START
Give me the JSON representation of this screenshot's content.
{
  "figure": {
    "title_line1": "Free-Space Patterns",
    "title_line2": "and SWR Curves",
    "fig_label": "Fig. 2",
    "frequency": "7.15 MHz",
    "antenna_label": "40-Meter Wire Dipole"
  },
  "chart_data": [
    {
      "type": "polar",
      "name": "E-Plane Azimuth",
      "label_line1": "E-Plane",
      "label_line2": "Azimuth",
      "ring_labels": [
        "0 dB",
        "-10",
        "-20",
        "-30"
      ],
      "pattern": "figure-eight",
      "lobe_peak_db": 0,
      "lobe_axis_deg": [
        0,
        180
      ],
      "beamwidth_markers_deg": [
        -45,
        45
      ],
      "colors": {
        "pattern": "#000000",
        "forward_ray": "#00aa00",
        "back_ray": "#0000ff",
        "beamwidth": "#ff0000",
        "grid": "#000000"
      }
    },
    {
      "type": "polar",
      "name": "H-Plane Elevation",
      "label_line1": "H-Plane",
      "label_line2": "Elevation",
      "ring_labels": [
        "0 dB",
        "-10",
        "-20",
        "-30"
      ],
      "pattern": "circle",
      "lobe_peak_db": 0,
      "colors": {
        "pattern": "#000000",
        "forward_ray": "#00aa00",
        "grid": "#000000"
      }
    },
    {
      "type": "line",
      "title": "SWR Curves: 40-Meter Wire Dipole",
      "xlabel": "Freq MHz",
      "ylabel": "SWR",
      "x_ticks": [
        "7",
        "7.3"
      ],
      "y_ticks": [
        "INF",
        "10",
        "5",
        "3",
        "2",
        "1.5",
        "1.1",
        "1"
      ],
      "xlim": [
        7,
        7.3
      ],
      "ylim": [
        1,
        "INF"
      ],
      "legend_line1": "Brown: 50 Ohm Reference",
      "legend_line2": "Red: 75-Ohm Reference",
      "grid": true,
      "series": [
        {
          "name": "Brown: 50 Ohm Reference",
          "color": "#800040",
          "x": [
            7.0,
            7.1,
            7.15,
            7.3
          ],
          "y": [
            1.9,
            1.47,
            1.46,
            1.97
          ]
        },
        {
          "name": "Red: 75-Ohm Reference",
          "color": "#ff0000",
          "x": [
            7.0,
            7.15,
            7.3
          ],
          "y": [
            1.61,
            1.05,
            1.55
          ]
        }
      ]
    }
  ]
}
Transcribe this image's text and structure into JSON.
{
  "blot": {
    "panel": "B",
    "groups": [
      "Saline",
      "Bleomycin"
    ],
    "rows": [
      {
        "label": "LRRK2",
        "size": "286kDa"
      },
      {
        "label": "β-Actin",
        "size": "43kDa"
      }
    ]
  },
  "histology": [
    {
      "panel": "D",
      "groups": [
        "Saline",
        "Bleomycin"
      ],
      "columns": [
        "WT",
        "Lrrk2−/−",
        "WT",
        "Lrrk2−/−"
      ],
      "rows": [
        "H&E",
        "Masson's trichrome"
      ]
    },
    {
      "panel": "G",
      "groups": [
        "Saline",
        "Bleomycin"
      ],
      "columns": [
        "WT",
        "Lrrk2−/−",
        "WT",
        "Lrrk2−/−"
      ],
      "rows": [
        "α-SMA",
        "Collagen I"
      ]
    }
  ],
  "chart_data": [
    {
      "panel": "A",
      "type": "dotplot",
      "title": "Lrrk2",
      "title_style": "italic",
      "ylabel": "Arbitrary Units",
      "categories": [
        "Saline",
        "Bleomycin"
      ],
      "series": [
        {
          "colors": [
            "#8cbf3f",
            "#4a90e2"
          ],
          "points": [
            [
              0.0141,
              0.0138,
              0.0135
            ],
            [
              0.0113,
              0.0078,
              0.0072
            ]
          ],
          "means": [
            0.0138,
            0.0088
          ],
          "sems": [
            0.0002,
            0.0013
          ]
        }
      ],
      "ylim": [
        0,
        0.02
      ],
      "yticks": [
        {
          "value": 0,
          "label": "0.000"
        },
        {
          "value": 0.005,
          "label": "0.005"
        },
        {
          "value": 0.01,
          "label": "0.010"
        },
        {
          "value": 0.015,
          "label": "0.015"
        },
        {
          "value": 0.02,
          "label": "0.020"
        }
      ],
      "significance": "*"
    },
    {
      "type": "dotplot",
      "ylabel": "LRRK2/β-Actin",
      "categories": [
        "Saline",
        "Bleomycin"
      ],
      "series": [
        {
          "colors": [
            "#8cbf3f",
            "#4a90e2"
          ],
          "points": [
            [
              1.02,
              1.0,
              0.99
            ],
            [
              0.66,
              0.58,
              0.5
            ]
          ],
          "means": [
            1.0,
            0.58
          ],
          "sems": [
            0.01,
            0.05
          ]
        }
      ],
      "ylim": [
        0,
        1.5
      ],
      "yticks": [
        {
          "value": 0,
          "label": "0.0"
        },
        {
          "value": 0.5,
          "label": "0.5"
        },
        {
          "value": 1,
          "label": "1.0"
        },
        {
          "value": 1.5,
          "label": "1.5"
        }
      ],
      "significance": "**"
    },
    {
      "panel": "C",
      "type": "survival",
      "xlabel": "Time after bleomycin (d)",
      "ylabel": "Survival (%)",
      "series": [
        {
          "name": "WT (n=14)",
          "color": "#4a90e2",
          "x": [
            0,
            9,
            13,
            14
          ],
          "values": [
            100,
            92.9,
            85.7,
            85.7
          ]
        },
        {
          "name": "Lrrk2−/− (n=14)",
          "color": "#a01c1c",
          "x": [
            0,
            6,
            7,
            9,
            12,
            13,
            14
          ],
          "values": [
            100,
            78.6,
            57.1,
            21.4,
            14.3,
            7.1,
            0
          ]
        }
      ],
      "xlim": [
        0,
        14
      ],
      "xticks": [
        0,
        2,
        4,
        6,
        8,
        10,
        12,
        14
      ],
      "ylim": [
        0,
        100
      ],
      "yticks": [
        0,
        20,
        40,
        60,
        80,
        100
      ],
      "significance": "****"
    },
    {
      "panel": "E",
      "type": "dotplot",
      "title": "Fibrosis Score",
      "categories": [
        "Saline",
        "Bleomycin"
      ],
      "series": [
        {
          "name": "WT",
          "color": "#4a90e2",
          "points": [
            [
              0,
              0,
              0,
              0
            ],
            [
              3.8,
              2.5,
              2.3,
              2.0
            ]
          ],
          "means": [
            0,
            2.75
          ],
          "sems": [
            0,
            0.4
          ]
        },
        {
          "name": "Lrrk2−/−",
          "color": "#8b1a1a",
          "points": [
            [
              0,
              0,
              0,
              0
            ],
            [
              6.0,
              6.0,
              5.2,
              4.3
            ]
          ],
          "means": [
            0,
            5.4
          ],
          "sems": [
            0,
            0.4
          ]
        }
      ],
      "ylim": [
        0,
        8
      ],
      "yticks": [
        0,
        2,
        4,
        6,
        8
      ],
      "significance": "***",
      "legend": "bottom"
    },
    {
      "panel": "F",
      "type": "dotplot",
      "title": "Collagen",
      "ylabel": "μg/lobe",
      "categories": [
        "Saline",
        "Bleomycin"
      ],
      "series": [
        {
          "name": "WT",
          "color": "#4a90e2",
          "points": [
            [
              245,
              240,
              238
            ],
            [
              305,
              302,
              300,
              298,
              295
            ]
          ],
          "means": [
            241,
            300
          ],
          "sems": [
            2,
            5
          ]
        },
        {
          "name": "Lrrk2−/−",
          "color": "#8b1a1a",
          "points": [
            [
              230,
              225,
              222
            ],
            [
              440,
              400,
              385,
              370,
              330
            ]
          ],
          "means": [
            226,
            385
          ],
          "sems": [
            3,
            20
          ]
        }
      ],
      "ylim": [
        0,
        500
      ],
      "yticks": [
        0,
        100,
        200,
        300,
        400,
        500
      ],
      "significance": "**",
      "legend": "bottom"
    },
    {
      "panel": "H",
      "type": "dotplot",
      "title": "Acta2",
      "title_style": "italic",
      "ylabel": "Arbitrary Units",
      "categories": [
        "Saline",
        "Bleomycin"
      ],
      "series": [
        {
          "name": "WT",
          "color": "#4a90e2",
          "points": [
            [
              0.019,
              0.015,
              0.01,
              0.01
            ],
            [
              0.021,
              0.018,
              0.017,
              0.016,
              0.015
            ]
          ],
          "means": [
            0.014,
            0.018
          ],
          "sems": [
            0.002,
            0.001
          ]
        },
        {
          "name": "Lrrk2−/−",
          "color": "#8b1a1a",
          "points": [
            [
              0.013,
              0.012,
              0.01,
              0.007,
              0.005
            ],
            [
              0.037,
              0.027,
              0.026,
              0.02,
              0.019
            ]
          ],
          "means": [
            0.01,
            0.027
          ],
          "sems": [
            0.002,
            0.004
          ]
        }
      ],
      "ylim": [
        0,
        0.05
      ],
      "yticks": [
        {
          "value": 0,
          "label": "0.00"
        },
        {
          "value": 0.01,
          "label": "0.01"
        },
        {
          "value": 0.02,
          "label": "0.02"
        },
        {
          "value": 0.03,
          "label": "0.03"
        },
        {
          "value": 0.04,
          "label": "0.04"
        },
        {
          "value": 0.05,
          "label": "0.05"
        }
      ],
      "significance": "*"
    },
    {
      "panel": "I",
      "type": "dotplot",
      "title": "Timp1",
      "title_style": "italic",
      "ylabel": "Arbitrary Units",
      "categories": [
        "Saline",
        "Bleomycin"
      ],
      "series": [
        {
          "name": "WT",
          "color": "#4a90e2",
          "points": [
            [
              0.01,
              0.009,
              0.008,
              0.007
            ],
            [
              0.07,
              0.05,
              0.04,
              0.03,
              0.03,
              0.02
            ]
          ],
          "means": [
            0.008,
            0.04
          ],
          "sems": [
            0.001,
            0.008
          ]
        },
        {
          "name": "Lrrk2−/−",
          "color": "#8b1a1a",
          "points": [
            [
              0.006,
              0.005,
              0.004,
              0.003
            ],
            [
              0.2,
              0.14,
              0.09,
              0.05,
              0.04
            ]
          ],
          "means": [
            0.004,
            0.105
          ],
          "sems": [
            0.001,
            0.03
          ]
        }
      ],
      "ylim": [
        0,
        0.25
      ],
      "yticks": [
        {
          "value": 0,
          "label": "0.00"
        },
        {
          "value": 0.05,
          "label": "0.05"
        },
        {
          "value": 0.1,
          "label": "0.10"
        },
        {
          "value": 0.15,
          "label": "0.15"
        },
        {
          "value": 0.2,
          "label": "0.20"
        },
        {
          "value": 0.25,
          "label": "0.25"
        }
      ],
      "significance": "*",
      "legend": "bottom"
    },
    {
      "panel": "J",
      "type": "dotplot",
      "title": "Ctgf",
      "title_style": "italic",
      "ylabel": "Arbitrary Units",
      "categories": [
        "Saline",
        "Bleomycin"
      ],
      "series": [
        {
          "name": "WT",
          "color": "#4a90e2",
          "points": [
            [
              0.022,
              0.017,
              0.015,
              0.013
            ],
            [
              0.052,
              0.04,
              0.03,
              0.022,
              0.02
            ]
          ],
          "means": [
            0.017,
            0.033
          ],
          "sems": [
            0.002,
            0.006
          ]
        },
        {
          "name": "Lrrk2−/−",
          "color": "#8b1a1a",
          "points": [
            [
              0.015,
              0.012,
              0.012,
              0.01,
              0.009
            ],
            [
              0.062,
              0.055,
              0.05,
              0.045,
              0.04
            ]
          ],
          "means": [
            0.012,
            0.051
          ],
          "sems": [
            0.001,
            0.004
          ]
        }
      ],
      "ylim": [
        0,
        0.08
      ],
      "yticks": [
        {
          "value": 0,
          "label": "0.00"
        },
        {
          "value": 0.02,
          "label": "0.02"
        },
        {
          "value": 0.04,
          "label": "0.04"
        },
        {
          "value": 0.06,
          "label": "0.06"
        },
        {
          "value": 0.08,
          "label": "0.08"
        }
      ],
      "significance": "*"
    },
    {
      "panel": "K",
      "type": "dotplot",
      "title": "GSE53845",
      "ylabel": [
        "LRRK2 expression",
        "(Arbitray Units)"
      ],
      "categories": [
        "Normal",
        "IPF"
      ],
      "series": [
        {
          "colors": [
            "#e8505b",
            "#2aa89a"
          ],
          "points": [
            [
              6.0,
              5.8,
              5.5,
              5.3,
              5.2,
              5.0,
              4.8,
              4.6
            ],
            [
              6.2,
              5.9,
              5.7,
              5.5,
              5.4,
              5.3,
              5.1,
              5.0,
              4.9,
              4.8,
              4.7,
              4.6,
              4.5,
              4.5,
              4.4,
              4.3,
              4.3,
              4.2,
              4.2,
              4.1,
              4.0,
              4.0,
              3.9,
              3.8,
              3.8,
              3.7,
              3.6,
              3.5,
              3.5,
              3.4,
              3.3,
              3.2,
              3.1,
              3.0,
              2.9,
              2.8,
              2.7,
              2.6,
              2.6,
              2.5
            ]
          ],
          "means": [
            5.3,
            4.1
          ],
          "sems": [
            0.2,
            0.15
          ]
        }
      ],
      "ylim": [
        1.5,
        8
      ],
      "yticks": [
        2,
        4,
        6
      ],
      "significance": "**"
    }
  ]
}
END
Lines containing the string "Curves" are to be selected and copied.

## RESPONSE TO THIS EXERCISE
    "title_line2": "and SWR Curves",
      "title": "SWR Curves: 40-Meter Wire Dipole",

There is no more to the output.